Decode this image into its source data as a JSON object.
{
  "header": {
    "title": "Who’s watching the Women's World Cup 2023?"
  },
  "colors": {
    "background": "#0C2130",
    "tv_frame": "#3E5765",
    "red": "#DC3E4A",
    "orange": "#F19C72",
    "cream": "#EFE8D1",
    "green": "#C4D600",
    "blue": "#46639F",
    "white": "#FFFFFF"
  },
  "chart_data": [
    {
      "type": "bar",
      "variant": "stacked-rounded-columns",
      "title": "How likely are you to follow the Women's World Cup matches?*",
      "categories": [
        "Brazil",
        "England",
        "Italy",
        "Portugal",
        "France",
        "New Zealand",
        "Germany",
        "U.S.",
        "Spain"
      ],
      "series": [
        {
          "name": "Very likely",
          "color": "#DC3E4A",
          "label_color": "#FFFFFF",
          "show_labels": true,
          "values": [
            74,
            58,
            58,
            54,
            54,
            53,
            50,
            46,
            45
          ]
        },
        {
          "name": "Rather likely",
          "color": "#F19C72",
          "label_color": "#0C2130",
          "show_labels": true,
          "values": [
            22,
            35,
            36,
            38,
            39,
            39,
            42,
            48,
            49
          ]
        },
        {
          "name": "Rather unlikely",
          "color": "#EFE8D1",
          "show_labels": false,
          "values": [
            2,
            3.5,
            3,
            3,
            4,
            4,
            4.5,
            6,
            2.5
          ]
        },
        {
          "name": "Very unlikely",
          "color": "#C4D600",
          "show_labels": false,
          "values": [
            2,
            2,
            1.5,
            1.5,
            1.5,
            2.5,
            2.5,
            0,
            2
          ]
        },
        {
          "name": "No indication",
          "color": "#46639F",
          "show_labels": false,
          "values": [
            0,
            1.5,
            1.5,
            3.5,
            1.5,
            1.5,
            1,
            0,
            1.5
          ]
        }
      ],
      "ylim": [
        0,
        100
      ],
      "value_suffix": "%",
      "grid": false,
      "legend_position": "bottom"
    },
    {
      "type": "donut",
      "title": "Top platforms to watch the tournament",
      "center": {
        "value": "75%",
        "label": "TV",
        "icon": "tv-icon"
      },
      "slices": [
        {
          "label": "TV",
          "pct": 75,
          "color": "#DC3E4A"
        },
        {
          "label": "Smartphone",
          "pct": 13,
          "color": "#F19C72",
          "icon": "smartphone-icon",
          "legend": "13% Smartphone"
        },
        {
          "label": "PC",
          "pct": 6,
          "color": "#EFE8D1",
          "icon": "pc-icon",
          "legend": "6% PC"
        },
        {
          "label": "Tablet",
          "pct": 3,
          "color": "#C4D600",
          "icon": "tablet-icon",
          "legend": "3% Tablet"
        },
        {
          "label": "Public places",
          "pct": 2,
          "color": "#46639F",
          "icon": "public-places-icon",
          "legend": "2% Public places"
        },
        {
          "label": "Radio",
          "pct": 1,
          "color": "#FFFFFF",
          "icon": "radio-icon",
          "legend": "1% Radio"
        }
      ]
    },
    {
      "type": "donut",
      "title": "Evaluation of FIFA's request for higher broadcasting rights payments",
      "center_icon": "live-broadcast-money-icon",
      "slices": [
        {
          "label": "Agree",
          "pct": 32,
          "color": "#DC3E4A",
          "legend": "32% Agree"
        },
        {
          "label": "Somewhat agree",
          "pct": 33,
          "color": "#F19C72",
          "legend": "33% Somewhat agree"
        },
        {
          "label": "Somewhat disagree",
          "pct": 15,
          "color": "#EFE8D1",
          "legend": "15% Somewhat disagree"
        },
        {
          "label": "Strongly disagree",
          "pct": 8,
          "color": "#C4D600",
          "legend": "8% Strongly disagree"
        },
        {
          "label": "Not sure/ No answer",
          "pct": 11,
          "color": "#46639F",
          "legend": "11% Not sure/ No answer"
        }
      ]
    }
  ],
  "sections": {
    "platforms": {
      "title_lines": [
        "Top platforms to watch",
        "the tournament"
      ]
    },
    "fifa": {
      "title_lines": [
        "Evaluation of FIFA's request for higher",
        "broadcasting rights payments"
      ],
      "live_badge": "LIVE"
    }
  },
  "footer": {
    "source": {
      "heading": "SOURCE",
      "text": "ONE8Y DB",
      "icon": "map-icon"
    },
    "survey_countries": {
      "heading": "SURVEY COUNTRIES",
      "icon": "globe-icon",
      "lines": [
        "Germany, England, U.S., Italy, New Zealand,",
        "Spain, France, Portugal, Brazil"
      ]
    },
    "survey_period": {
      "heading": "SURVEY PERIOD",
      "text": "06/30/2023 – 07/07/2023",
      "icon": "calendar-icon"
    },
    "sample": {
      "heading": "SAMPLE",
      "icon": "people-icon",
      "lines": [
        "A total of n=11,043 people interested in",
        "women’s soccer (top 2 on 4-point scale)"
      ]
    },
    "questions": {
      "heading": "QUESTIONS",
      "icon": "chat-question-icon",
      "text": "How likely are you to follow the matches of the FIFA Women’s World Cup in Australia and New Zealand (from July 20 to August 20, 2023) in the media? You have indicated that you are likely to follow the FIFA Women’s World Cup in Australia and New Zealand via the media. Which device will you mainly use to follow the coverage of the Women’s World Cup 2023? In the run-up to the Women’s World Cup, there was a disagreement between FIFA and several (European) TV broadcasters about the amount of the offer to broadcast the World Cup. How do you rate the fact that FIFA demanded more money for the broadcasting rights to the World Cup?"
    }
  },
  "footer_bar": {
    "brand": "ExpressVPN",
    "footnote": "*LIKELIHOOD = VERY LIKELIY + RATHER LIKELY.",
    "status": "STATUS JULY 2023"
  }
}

● ● ●

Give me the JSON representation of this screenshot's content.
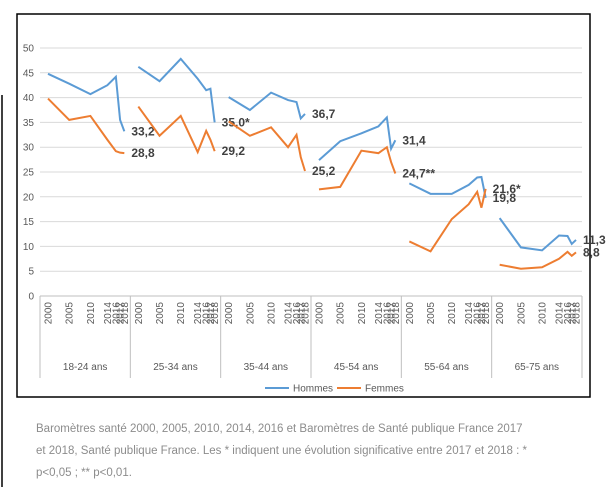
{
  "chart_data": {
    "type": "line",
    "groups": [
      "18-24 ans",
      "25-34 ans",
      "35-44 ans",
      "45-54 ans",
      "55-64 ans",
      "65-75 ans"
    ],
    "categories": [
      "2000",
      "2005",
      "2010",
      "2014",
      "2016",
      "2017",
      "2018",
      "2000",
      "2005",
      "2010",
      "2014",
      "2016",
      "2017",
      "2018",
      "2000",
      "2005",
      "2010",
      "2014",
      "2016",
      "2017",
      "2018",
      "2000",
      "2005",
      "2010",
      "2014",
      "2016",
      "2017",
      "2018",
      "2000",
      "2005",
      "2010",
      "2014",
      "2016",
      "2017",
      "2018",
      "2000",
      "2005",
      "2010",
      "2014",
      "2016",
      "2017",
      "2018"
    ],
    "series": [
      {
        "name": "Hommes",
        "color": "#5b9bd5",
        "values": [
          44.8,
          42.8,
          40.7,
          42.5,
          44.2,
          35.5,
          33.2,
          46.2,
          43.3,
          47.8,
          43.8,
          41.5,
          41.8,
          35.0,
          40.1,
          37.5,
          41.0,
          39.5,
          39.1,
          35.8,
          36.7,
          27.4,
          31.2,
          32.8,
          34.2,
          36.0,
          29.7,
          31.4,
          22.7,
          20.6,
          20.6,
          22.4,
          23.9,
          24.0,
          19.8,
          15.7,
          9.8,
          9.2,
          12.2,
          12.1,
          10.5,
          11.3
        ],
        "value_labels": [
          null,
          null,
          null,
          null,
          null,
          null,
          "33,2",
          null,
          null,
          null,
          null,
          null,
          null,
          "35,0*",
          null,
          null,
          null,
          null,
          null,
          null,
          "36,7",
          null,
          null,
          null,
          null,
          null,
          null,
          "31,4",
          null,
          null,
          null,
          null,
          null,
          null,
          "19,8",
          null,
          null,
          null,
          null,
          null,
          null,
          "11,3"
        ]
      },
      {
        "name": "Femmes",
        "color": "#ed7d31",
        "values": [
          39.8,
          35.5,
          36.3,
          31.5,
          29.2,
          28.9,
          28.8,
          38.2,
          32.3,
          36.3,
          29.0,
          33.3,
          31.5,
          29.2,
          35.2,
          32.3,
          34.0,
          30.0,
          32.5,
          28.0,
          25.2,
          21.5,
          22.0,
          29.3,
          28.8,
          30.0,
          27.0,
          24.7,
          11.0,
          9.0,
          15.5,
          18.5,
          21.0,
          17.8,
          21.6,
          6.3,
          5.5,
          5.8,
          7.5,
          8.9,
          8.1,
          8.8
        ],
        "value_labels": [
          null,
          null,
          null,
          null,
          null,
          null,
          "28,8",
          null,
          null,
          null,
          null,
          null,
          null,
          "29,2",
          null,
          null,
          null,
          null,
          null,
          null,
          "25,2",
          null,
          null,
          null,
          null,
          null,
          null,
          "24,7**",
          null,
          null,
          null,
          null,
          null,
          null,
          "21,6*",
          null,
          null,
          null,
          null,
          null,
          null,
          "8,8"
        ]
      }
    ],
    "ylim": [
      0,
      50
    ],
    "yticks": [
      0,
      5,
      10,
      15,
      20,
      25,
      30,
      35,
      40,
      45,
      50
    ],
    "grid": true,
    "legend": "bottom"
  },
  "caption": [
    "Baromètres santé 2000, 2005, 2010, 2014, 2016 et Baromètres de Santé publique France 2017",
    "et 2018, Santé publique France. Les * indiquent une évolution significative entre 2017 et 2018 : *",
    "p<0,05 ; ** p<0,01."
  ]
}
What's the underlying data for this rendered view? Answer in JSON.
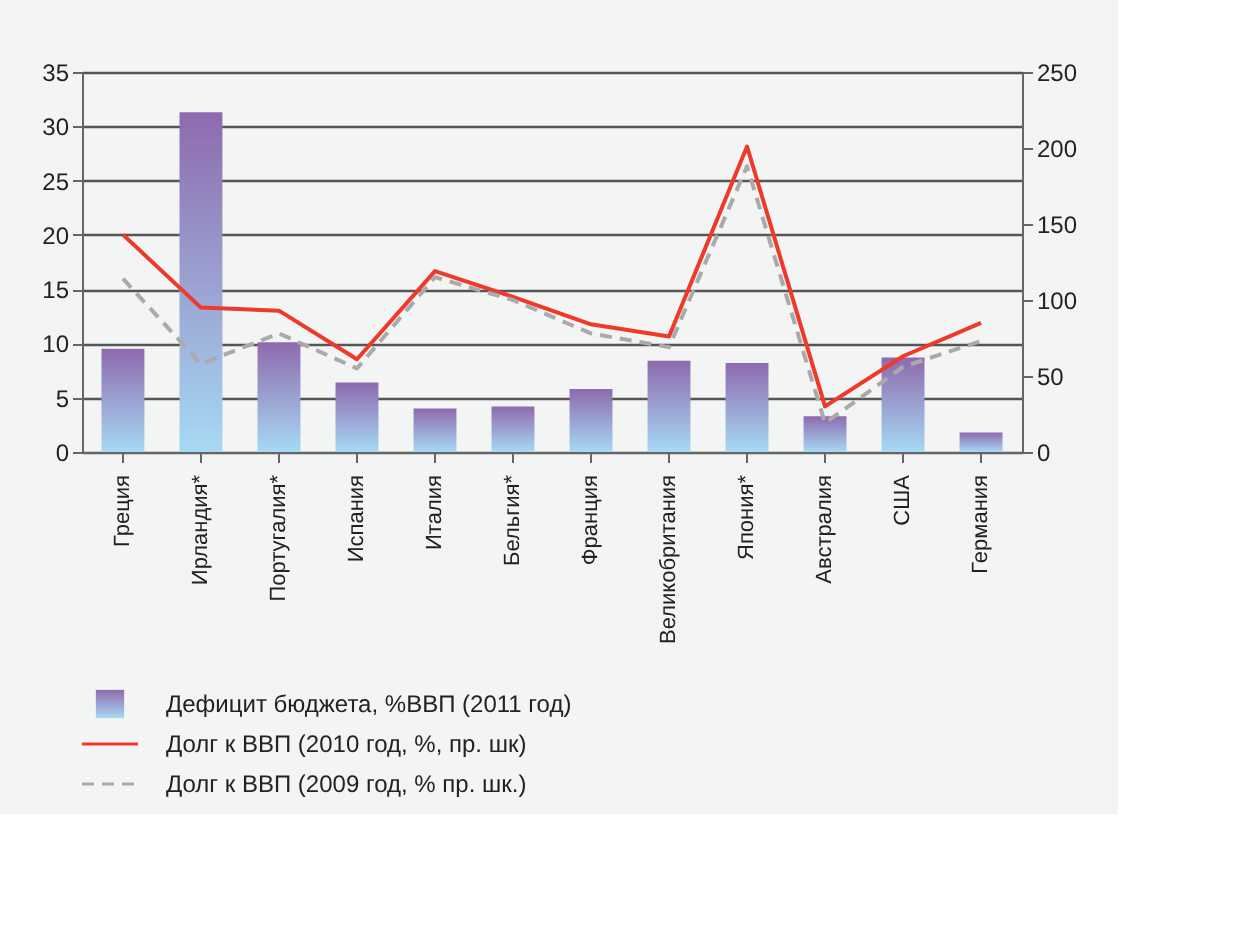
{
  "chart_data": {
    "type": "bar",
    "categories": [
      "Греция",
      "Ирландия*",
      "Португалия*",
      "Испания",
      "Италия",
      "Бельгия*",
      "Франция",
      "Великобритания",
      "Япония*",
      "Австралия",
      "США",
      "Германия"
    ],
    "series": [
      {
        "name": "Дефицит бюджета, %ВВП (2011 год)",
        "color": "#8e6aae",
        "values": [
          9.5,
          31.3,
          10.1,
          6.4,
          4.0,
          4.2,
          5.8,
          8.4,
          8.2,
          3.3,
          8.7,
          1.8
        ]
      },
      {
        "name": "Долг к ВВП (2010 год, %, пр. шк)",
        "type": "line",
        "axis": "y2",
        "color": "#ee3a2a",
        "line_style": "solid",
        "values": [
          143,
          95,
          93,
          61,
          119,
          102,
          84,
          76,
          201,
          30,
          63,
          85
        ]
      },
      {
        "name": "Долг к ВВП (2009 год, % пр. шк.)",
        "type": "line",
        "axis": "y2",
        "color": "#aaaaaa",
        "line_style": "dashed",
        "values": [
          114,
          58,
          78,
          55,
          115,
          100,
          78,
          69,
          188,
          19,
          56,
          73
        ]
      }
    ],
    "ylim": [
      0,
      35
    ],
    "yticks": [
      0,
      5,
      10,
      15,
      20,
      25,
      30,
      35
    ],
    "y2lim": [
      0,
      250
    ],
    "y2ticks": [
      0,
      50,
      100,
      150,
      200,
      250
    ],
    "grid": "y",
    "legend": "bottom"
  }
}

● ● ●

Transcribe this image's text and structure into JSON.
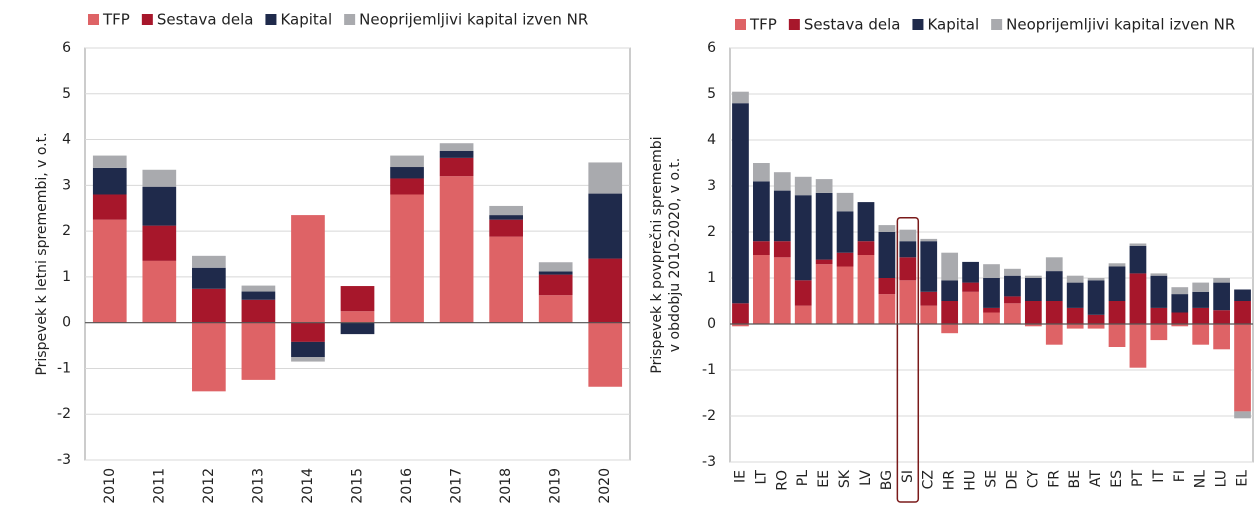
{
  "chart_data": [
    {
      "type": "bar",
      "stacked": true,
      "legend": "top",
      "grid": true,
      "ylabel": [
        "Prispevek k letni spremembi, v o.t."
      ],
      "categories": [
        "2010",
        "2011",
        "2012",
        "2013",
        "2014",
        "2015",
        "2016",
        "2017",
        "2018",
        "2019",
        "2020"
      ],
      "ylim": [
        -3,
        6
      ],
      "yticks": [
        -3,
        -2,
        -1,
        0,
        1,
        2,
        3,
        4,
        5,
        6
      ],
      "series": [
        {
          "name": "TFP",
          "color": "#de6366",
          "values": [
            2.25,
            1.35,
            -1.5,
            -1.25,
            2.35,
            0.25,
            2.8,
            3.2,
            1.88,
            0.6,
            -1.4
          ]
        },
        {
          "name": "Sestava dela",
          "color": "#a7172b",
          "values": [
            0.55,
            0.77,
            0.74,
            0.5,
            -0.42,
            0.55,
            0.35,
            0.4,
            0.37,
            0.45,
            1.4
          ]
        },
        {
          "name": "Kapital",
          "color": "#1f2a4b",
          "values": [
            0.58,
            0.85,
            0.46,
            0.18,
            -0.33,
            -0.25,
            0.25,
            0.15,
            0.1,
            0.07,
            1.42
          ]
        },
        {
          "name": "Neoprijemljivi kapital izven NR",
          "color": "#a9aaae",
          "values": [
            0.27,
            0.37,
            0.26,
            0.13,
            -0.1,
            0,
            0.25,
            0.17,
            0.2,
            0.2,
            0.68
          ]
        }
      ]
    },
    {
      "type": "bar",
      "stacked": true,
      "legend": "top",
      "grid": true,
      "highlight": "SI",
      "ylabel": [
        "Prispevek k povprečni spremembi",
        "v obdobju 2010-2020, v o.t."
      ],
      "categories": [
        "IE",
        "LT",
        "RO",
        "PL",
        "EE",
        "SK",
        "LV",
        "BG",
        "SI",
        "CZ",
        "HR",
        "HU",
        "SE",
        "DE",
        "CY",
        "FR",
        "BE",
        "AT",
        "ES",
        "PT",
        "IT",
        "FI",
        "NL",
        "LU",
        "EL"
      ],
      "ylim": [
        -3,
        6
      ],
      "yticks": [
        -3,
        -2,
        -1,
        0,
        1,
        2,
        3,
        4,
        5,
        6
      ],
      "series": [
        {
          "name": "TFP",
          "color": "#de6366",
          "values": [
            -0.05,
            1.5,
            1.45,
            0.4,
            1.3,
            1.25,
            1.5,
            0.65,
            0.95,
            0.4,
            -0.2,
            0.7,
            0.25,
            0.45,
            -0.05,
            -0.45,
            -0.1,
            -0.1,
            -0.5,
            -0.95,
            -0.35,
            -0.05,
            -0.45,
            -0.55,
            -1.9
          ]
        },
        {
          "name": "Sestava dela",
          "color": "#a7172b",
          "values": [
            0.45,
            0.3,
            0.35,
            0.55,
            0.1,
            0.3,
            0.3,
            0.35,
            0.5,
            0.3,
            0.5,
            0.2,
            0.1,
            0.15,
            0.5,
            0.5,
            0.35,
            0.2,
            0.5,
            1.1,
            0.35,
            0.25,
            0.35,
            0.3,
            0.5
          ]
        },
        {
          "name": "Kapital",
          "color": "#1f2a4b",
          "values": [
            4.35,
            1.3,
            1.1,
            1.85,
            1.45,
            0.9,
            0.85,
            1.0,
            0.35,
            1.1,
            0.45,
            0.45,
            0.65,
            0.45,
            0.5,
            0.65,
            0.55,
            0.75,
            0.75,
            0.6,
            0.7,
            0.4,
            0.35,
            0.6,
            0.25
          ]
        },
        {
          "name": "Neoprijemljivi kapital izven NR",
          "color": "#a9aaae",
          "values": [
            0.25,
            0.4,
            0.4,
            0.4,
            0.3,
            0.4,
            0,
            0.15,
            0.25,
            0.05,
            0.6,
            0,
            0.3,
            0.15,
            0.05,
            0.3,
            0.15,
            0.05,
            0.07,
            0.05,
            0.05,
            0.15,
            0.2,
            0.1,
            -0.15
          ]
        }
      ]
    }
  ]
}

● ● ●

Copy in full each line that holds the word "payments".

ANSWER BELOW —
      "title": "Evaluation of FIFA's request for higher broadcasting rights payments",
        "broadcasting rights payments"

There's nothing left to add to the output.